◆ EXERCISE AIM
Which lines below hold the word "Elbiler"? Report each one.

A run of records
□ □ □ □ □
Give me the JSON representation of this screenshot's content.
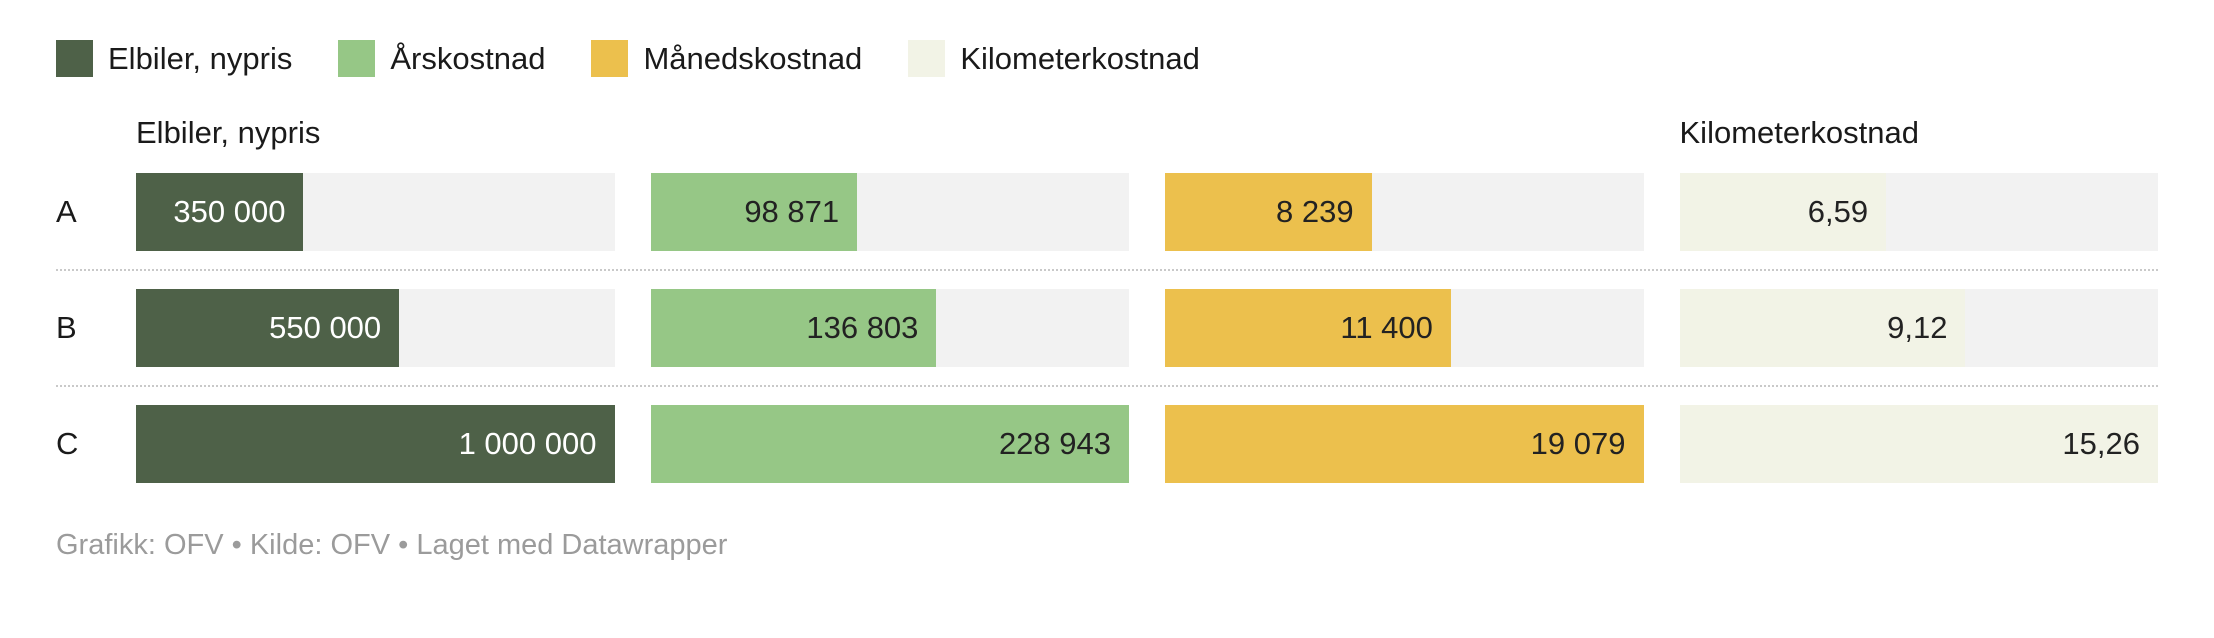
{
  "legend": {
    "items": [
      {
        "label": "Elbiler, nypris",
        "color": "#4e6148"
      },
      {
        "label": "Årskostnad",
        "color": "#96c786"
      },
      {
        "label": "Månedskostnad",
        "color": "#ecc04d"
      },
      {
        "label": "Kilometerkostnad",
        "color": "#f2f3e6"
      }
    ]
  },
  "column_headers": {
    "first": "Elbiler, nypris",
    "last": "Kilometerkostnad"
  },
  "footer": {
    "text": "Grafikk: OFV • Kilde: OFV • Laget med Datawrapper"
  },
  "chart_data": {
    "type": "bar",
    "orientation": "horizontal",
    "categories": [
      "A",
      "B",
      "C"
    ],
    "series": [
      {
        "name": "Elbiler, nypris",
        "color": "#4e6148",
        "label_color": "#ffffff",
        "values": [
          350000,
          550000,
          1000000
        ],
        "labels": [
          "350 000",
          "550 000",
          "1 000 000"
        ]
      },
      {
        "name": "Årskostnad",
        "color": "#96c786",
        "label_color": "#222222",
        "values": [
          98871,
          136803,
          228943
        ],
        "labels": [
          "98 871",
          "136 803",
          "228 943"
        ]
      },
      {
        "name": "Månedskostnad",
        "color": "#ecc04d",
        "label_color": "#222222",
        "values": [
          8239,
          11400,
          19079
        ],
        "labels": [
          "8 239",
          "11 400",
          "19 079"
        ]
      },
      {
        "name": "Kilometerkostnad",
        "color": "#f2f3e6",
        "label_color": "#222222",
        "values": [
          6.59,
          9.12,
          15.26
        ],
        "labels": [
          "6,59",
          "9,12",
          "15,26"
        ]
      }
    ],
    "track_background": "#f2f2f2",
    "grid": false,
    "legend_position": "top"
  }
}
□ □ □ □ □
◆ TASK SOLUTION
        "label": "Elbiler, nypris",
    "first": "Elbiler, nypris",
        "name": "Elbiler, nypris",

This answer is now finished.